Stated exercise>
Filter this material down to the lines that hold "Regression", copying each one.

Data provided>
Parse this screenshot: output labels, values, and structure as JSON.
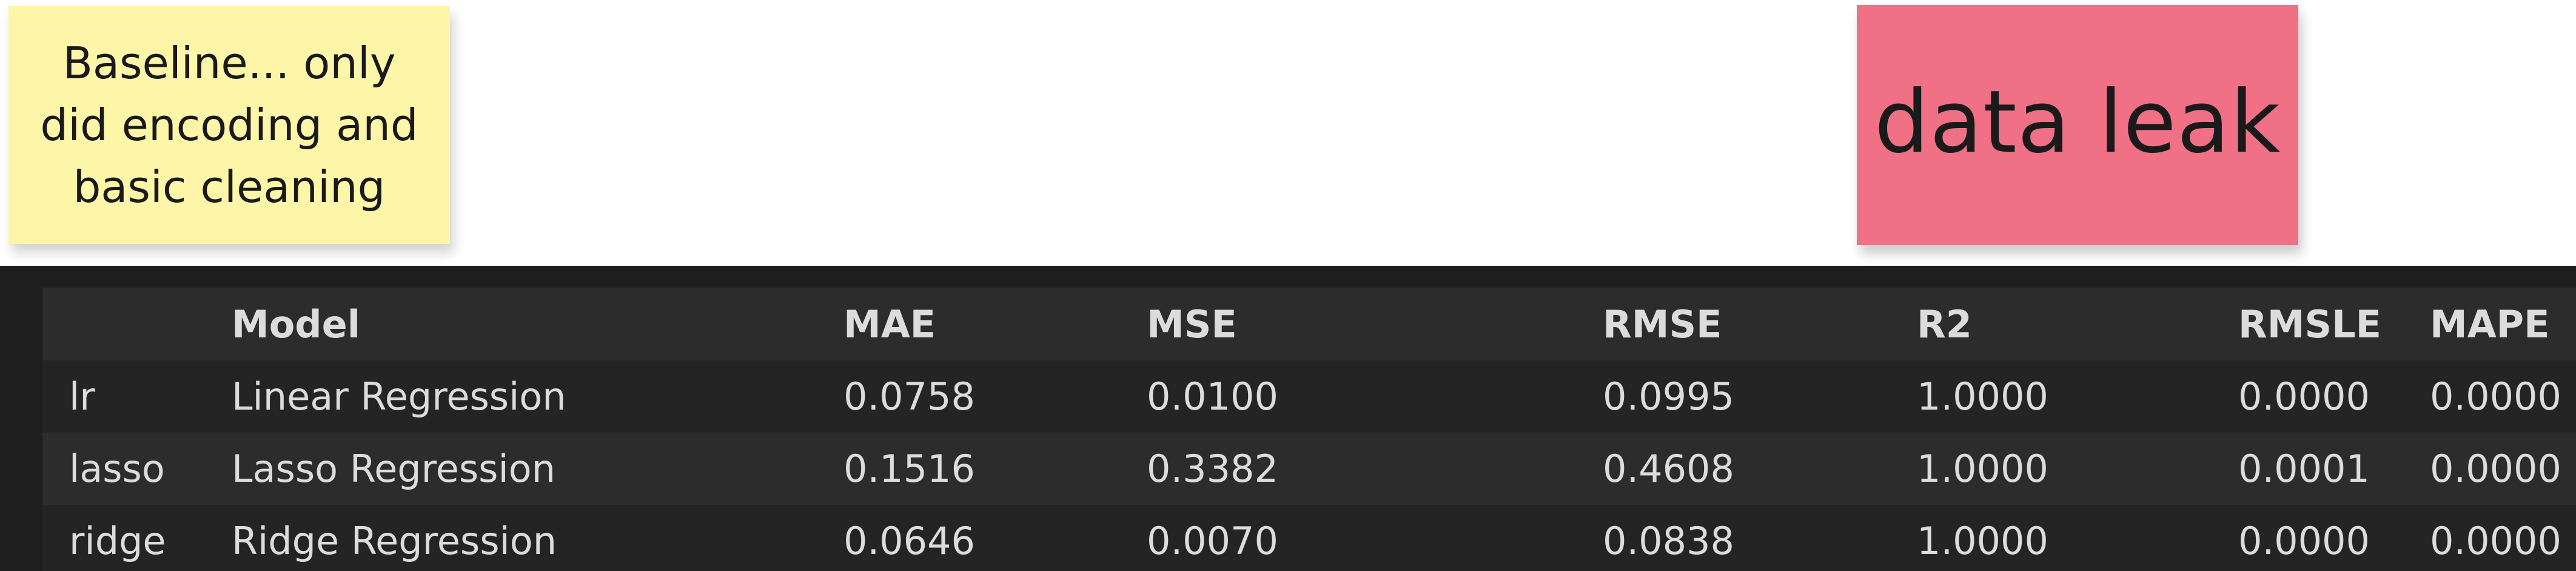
{
  "notes": {
    "yellow": {
      "lines": [
        "Baseline... only",
        "did encoding and",
        "basic cleaning"
      ],
      "color": "#fdf6a8"
    },
    "pink": {
      "text": "data leak",
      "color": "#f07086"
    }
  },
  "table": {
    "columns": [
      "",
      "Model",
      "MAE",
      "MSE",
      "RMSE",
      "R2",
      "RMSLE",
      "MAPE"
    ],
    "rows": [
      [
        "lr",
        "Linear Regression",
        "0.0758",
        "0.0100",
        "0.0995",
        "1.0000",
        "0.0000",
        "0.0000"
      ],
      [
        "lasso",
        "Lasso Regression",
        "0.1516",
        "0.3382",
        "0.4608",
        "1.0000",
        "0.0001",
        "0.0000"
      ],
      [
        "ridge",
        "Ridge Regression",
        "0.0646",
        "0.0070",
        "0.0838",
        "1.0000",
        "0.0000",
        "0.0000"
      ]
    ],
    "colors": {
      "panel": "#1e1e1e",
      "header_row": "#2c2c2c",
      "text": "#dcdcdc"
    }
  }
}
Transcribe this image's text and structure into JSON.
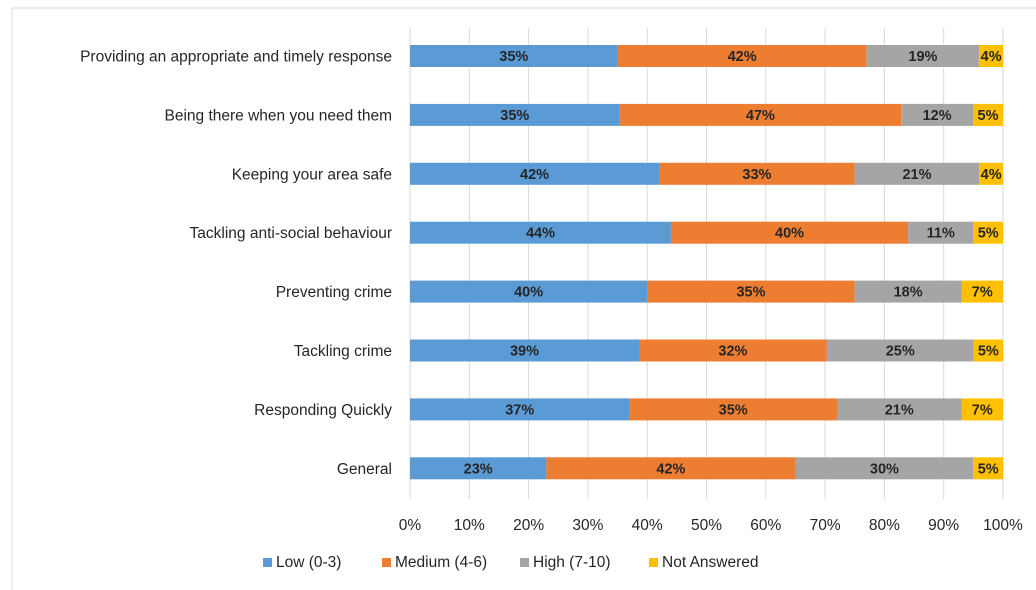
{
  "chart_data": {
    "type": "bar",
    "orientation": "horizontal",
    "stacked": true,
    "categories": [
      "Providing an appropriate and timely response",
      "Being there when you need them",
      "Keeping your area safe",
      "Tackling anti-social behaviour",
      "Preventing crime",
      "Tackling crime",
      "Responding Quickly",
      "General"
    ],
    "series": [
      {
        "name": "Low (0-3)",
        "color": "#5b9bd5",
        "values": [
          35,
          35,
          42,
          44,
          40,
          39,
          37,
          23
        ]
      },
      {
        "name": "Medium (4-6)",
        "color": "#ed7d31",
        "values": [
          42,
          47,
          33,
          40,
          35,
          32,
          35,
          42
        ]
      },
      {
        "name": "High (7-10)",
        "color": "#a5a5a5",
        "values": [
          19,
          12,
          21,
          11,
          18,
          25,
          21,
          30
        ]
      },
      {
        "name": "Not Answered",
        "color": "#ffc000",
        "values": [
          4,
          5,
          4,
          5,
          7,
          5,
          7,
          5
        ]
      }
    ],
    "x_ticks": [
      "0%",
      "10%",
      "20%",
      "30%",
      "40%",
      "50%",
      "60%",
      "70%",
      "80%",
      "90%",
      "100%"
    ],
    "xlim": [
      0,
      100
    ],
    "grid": "vertical",
    "legend_position": "bottom"
  }
}
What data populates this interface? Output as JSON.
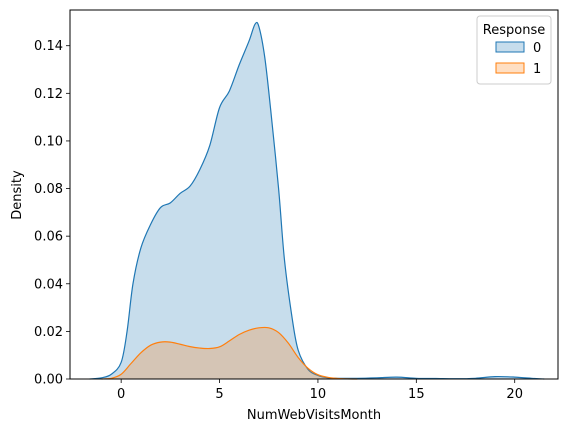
{
  "chart_data": {
    "type": "area",
    "xlabel": "NumWebVisitsMonth",
    "ylabel": "Density",
    "xlim": [
      -2.6,
      22.2
    ],
    "ylim": [
      0,
      0.155
    ],
    "xticks": [
      0,
      5,
      10,
      15,
      20
    ],
    "yticks": [
      0.0,
      0.02,
      0.04,
      0.06,
      0.08,
      0.1,
      0.12,
      0.14
    ],
    "xtick_labels": [
      "0",
      "5",
      "10",
      "15",
      "20"
    ],
    "ytick_labels": [
      "0.00",
      "0.02",
      "0.04",
      "0.06",
      "0.08",
      "0.10",
      "0.12",
      "0.14"
    ],
    "grid": false,
    "legend": {
      "title": "Response",
      "placement": "top-right"
    },
    "series": [
      {
        "name": "0",
        "color": "#1f77b4",
        "fill_color": "#c6dbee",
        "x": [
          -1.6,
          -1.0,
          -0.5,
          0.0,
          0.3,
          0.6,
          1.0,
          1.5,
          2.0,
          2.5,
          3.0,
          3.5,
          4.0,
          4.5,
          5.0,
          5.5,
          6.0,
          6.5,
          6.8,
          7.0,
          7.3,
          7.6,
          8.0,
          8.3,
          8.7,
          9.0,
          9.5,
          10.0,
          10.5,
          11.0,
          12.0,
          13.0,
          14.0,
          15.0,
          16.0,
          17.0,
          18.0,
          19.0,
          20.0,
          21.0,
          21.5
        ],
        "y": [
          0.0,
          0.0005,
          0.002,
          0.007,
          0.02,
          0.04,
          0.055,
          0.065,
          0.072,
          0.074,
          0.078,
          0.081,
          0.088,
          0.098,
          0.114,
          0.121,
          0.132,
          0.142,
          0.149,
          0.148,
          0.135,
          0.113,
          0.08,
          0.05,
          0.025,
          0.012,
          0.004,
          0.0015,
          0.0005,
          0.0003,
          0.0003,
          0.0005,
          0.0008,
          0.0003,
          0.0002,
          0.0001,
          0.0003,
          0.001,
          0.0008,
          0.0002,
          0.0
        ]
      },
      {
        "name": "1",
        "color": "#ff7f0e",
        "fill_color": "#ffd5b0",
        "x": [
          -1.0,
          -0.5,
          0.0,
          0.5,
          1.0,
          1.5,
          2.0,
          2.5,
          3.0,
          3.5,
          4.0,
          4.5,
          5.0,
          5.5,
          6.0,
          6.5,
          7.0,
          7.5,
          8.0,
          8.5,
          9.0,
          9.5,
          10.0,
          10.5,
          11.0,
          11.5,
          12.0
        ],
        "y": [
          0.0,
          0.0003,
          0.002,
          0.0065,
          0.011,
          0.0142,
          0.0155,
          0.0155,
          0.0146,
          0.0136,
          0.013,
          0.0128,
          0.0135,
          0.016,
          0.0187,
          0.0205,
          0.0215,
          0.0215,
          0.0195,
          0.015,
          0.009,
          0.0045,
          0.0018,
          0.0007,
          0.0002,
          5e-05,
          0.0
        ]
      }
    ]
  }
}
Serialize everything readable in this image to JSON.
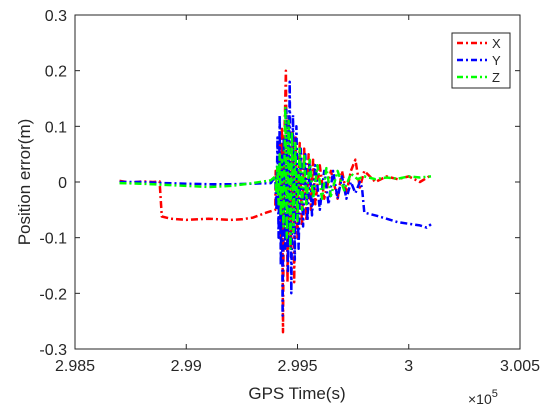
{
  "chart_data": {
    "type": "line",
    "title": "",
    "xlabel": "GPS Time(s)",
    "ylabel": "Position error(m)",
    "x_multiplier_label": "×10",
    "x_multiplier_exponent": "5",
    "xlim": [
      298500,
      300500
    ],
    "ylim": [
      -0.3,
      0.3
    ],
    "x_ticks": [
      298500,
      299000,
      299500,
      300000,
      300500
    ],
    "x_tick_labels": [
      "2.985",
      "2.99",
      "2.995",
      "3",
      "3.005"
    ],
    "y_ticks": [
      -0.3,
      -0.2,
      -0.1,
      0,
      0.1,
      0.2,
      0.3
    ],
    "y_tick_labels": [
      "-0.3",
      "-0.2",
      "-0.1",
      "0",
      "0.1",
      "0.2",
      "0.3"
    ],
    "grid": false,
    "legend_position": "top-right",
    "series": [
      {
        "name": "X",
        "color": "#ff0000",
        "line_style": "dash-dot",
        "points": [
          [
            298700,
            0.002
          ],
          [
            298750,
            -0.001
          ],
          [
            298800,
            0.001
          ],
          [
            298850,
            0.0
          ],
          [
            298880,
            0.001
          ],
          [
            298890,
            -0.062
          ],
          [
            298930,
            -0.066
          ],
          [
            299000,
            -0.068
          ],
          [
            299100,
            -0.066
          ],
          [
            299200,
            -0.068
          ],
          [
            299250,
            -0.067
          ],
          [
            299300,
            -0.064
          ],
          [
            299360,
            -0.055
          ],
          [
            299400,
            -0.05
          ],
          [
            299402,
            0.02
          ],
          [
            299405,
            -0.01
          ],
          [
            299410,
            0.03
          ],
          [
            299415,
            -0.05
          ],
          [
            299420,
            0.07
          ],
          [
            299425,
            -0.12
          ],
          [
            299430,
            0.1
          ],
          [
            299435,
            -0.27
          ],
          [
            299440,
            0.05
          ],
          [
            299448,
            0.2
          ],
          [
            299455,
            -0.18
          ],
          [
            299462,
            0.12
          ],
          [
            299470,
            -0.12
          ],
          [
            299478,
            0.09
          ],
          [
            299485,
            -0.18
          ],
          [
            299492,
            0.08
          ],
          [
            299500,
            -0.1
          ],
          [
            299510,
            0.07
          ],
          [
            299520,
            -0.08
          ],
          [
            299530,
            0.06
          ],
          [
            299540,
            -0.07
          ],
          [
            299550,
            0.05
          ],
          [
            299560,
            -0.05
          ],
          [
            299570,
            0.04
          ],
          [
            299580,
            -0.04
          ],
          [
            299600,
            0.03
          ],
          [
            299620,
            -0.03
          ],
          [
            299650,
            0.02
          ],
          [
            299680,
            -0.03
          ],
          [
            299700,
            0.02
          ],
          [
            299720,
            -0.02
          ],
          [
            299740,
            0.02
          ],
          [
            299760,
            0.04
          ],
          [
            299780,
            -0.01
          ],
          [
            299800,
            0.02
          ],
          [
            299850,
            0.0
          ],
          [
            299900,
            0.01
          ],
          [
            299950,
            0.005
          ],
          [
            300000,
            0.01
          ],
          [
            300050,
            0.0
          ],
          [
            300100,
            0.012
          ]
        ]
      },
      {
        "name": "Y",
        "color": "#0000ff",
        "line_style": "dash-dot",
        "points": [
          [
            298700,
            0.0
          ],
          [
            298800,
            0.0
          ],
          [
            298900,
            -0.002
          ],
          [
            299000,
            -0.003
          ],
          [
            299100,
            -0.004
          ],
          [
            299200,
            -0.004
          ],
          [
            299300,
            -0.003
          ],
          [
            299380,
            -0.002
          ],
          [
            299400,
            0.01
          ],
          [
            299405,
            -0.05
          ],
          [
            299410,
            0.08
          ],
          [
            299415,
            -0.1
          ],
          [
            299420,
            0.12
          ],
          [
            299425,
            -0.15
          ],
          [
            299430,
            0.05
          ],
          [
            299433,
            -0.24
          ],
          [
            299438,
            0.08
          ],
          [
            299445,
            -0.12
          ],
          [
            299450,
            0.13
          ],
          [
            299457,
            -0.16
          ],
          [
            299465,
            0.18
          ],
          [
            299472,
            -0.2
          ],
          [
            299480,
            0.12
          ],
          [
            299488,
            -0.14
          ],
          [
            299495,
            0.1
          ],
          [
            299505,
            -0.12
          ],
          [
            299515,
            0.06
          ],
          [
            299525,
            -0.08
          ],
          [
            299535,
            0.05
          ],
          [
            299545,
            -0.07
          ],
          [
            299555,
            0.04
          ],
          [
            299565,
            -0.06
          ],
          [
            299580,
            0.03
          ],
          [
            299600,
            -0.05
          ],
          [
            299620,
            0.02
          ],
          [
            299640,
            -0.04
          ],
          [
            299660,
            0.02
          ],
          [
            299680,
            -0.03
          ],
          [
            299700,
            0.01
          ],
          [
            299720,
            -0.03
          ],
          [
            299740,
            0.0
          ],
          [
            299760,
            -0.02
          ],
          [
            299780,
            0.0
          ],
          [
            299790,
            -0.01
          ],
          [
            299800,
            -0.055
          ],
          [
            299850,
            -0.06
          ],
          [
            299900,
            -0.066
          ],
          [
            299950,
            -0.072
          ],
          [
            300000,
            -0.075
          ],
          [
            300050,
            -0.078
          ],
          [
            300080,
            -0.082
          ],
          [
            300100,
            -0.076
          ]
        ]
      },
      {
        "name": "Z",
        "color": "#00ff00",
        "line_style": "dash-dot",
        "points": [
          [
            298700,
            -0.002
          ],
          [
            298800,
            -0.003
          ],
          [
            298900,
            -0.005
          ],
          [
            299000,
            -0.007
          ],
          [
            299100,
            -0.009
          ],
          [
            299200,
            -0.007
          ],
          [
            299300,
            -0.002
          ],
          [
            299380,
            0.003
          ],
          [
            299400,
            0.01
          ],
          [
            299405,
            -0.02
          ],
          [
            299410,
            0.03
          ],
          [
            299415,
            -0.04
          ],
          [
            299420,
            0.05
          ],
          [
            299425,
            -0.06
          ],
          [
            299430,
            0.04
          ],
          [
            299437,
            -0.08
          ],
          [
            299445,
            0.135
          ],
          [
            299452,
            -0.1
          ],
          [
            299460,
            0.11
          ],
          [
            299468,
            -0.12
          ],
          [
            299475,
            0.09
          ],
          [
            299482,
            -0.09
          ],
          [
            299490,
            0.07
          ],
          [
            299500,
            -0.07
          ],
          [
            299510,
            0.06
          ],
          [
            299520,
            -0.05
          ],
          [
            299530,
            0.05
          ],
          [
            299540,
            -0.04
          ],
          [
            299555,
            0.04
          ],
          [
            299570,
            -0.03
          ],
          [
            299590,
            0.03
          ],
          [
            299610,
            -0.03
          ],
          [
            299630,
            0.025
          ],
          [
            299650,
            -0.025
          ],
          [
            299680,
            0.02
          ],
          [
            299710,
            -0.015
          ],
          [
            299740,
            0.015
          ],
          [
            299770,
            0.005
          ],
          [
            299800,
            0.01
          ],
          [
            299850,
            0.005
          ],
          [
            299900,
            0.008
          ],
          [
            299950,
            0.006
          ],
          [
            300000,
            0.01
          ],
          [
            300050,
            0.008
          ],
          [
            300100,
            0.01
          ]
        ]
      }
    ]
  }
}
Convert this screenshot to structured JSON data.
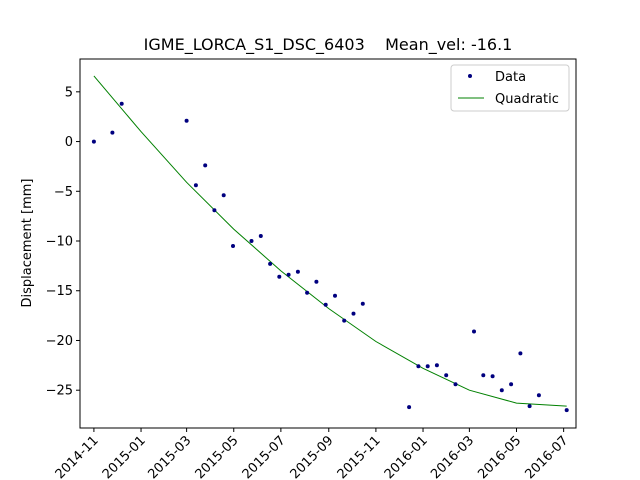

Correct result>
        "Linear Regression",
        "Lasso Regression",
        "Ridge Regression",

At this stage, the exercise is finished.